■ DATA PROVIDED ■
:::::

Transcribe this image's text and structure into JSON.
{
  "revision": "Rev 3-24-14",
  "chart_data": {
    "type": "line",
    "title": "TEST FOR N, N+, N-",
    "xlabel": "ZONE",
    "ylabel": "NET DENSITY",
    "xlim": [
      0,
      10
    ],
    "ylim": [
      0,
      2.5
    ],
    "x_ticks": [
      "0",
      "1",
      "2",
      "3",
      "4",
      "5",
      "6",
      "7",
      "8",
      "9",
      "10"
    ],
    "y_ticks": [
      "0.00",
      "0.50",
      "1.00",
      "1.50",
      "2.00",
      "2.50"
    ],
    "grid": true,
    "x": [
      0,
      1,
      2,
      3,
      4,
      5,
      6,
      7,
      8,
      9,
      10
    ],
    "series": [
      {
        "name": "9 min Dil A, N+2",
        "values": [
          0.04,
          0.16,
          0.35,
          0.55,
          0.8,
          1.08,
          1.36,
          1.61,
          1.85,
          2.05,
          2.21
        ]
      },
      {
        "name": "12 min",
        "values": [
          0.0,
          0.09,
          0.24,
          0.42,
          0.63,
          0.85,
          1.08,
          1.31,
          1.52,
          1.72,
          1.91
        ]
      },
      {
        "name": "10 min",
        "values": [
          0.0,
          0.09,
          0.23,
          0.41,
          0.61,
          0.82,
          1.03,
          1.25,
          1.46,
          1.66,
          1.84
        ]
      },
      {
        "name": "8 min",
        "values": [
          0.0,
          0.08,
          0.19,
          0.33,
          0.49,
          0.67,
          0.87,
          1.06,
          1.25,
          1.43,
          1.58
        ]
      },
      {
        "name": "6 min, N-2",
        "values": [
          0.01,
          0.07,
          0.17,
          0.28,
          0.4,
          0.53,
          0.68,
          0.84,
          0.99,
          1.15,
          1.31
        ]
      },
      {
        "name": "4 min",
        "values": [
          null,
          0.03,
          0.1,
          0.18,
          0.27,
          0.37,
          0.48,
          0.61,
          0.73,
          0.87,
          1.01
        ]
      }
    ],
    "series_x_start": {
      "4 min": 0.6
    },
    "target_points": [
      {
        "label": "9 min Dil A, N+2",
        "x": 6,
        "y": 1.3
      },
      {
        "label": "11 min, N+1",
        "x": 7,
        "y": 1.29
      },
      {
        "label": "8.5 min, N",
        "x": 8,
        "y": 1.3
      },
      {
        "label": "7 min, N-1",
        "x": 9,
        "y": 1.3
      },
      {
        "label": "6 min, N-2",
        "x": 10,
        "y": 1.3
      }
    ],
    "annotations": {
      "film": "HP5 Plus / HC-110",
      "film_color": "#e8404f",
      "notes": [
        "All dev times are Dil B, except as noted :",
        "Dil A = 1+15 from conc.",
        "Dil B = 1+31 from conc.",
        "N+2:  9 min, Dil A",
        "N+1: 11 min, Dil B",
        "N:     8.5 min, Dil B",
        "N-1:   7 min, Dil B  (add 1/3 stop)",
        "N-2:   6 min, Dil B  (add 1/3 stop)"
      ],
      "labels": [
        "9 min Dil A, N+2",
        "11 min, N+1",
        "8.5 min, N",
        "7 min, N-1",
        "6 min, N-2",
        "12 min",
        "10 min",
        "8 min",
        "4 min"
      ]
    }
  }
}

:::::

■ WRITTEN INSTRUCTION ■
Pull out every line containing "stop".

■ CORRECT ANSWER ■
        "N-1:   7 min, Dil B  (add 1/3 stop)",
        "N-2:   6 min, Dil B  (add 1/3 stop)"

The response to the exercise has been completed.